> [OBJECTIVE] Restate the records below word for word, and omit the images they hold.

-------- STORED ROWS --------

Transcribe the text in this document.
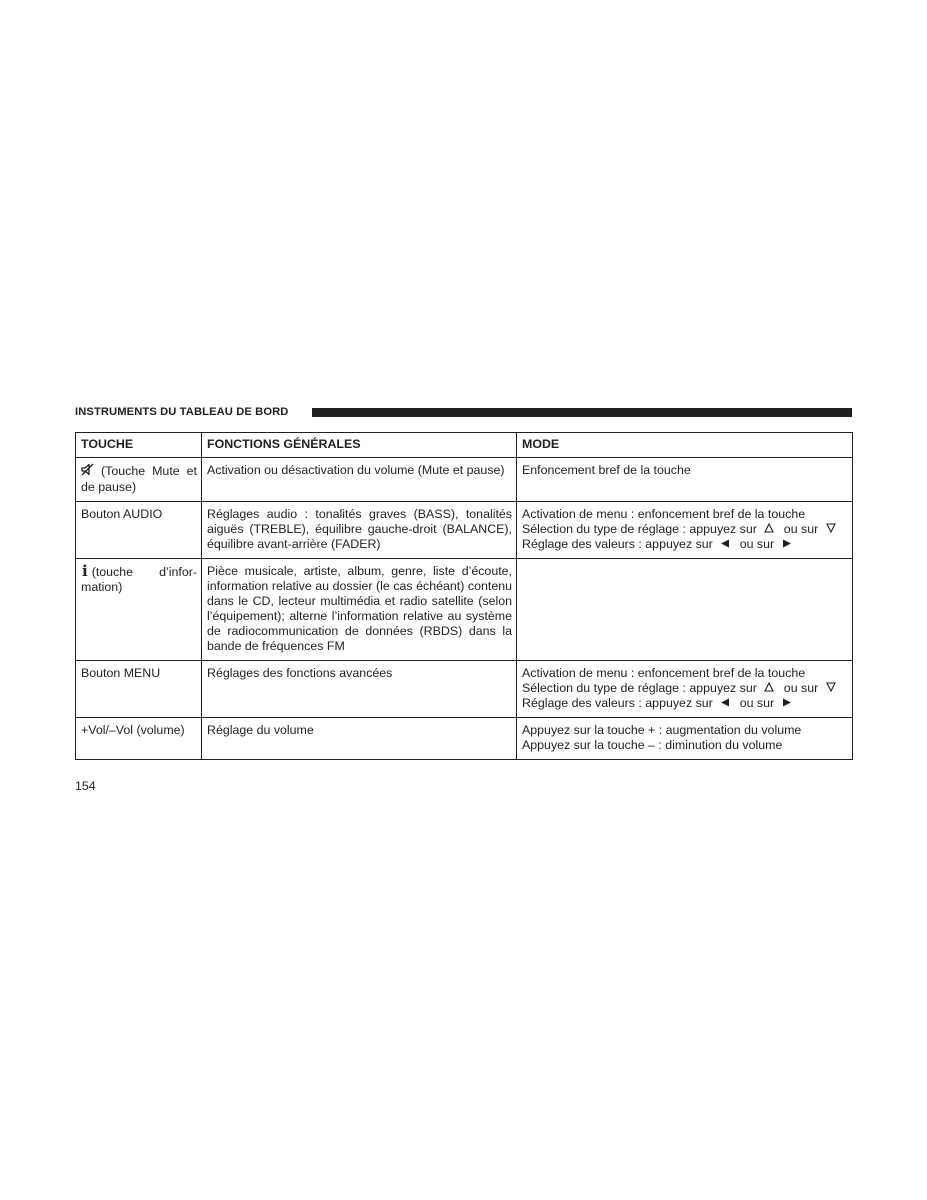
INSTRUMENTS DU TABLEAU DE BORD
TOUCHE	FONCTIONS GÉNÉRALES	MODE
(Touche Mute et de pause)	Activation ou désactivation du volume (Mute et pause)	Enfoncement bref de la touche
Bouton AUDIO	Réglages audio : tonalités graves (BASS), tonalités aiguës (TREBLE), équilibre gauche-droit (BALANCE), équilibre avant-arrière (FADER)	Activation de menu : enfoncement bref de la touche
Sélection du type de réglage : appuyez sur ou sur
Réglage des valeurs : appuyez sur ou sur

i (touche d’infor- mation)	Pièce musicale, artiste, album, genre, liste d’écoute, information relative au dossier (le cas échéant) contenu dans le CD, lecteur multimédia et radio satellite (selon l’équipement); alterne l’information relative au système de radiocommunication de données (RBDS) dans la bande de fréquences FM	
Bouton MENU	Réglages des fonctions avancées	Activation de menu : enfoncement bref de la touche
Sélection du type de réglage : appuyez sur ou sur
Réglage des valeurs : appuyez sur ou sur

+Vol/–Vol (volume)	Réglage du volume	Appuyez sur la touche + : augmentation du volume
Appuyez sur la touche – : diminution du volume
154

--------

> [ANSWER BELOW]
Transcribe the text in this document.
INSTRUMENTS DU TABLEAU DE BORD
TOUCHE	FONCTIONS GÉNÉRALES	MODE
(Touche Mute et de pause)	Activation ou désactivation du volume (Mute et pause)	Enfoncement bref de la touche
Bouton AUDIO	Réglages audio : tonalités graves (BASS), tonalités aiguës (TREBLE), équilibre gauche-droit (BALANCE), équilibre avant-arrière (FADER)	Activation de menu : enfoncement bref de la touche
Sélection du type de réglage : appuyez sur ou sur
Réglage des valeurs : appuyez sur ou sur

i (touche d’infor- mation)	Pièce musicale, artiste, album, genre, liste d’écoute, information relative au dossier (le cas échéant) contenu dans le CD, lecteur multimédia et radio satellite (selon l’équipement); alterne l’information relative au système de radiocommunication de données (RBDS) dans la bande de fréquences FM	
Bouton MENU	Réglages des fonctions avancées	Activation de menu : enfoncement bref de la touche
Sélection du type de réglage : appuyez sur ou sur
Réglage des valeurs : appuyez sur ou sur

+Vol/–Vol (volume)	Réglage du volume	Appuyez sur la touche + : augmentation du volume
Appuyez sur la touche – : diminution du volume
154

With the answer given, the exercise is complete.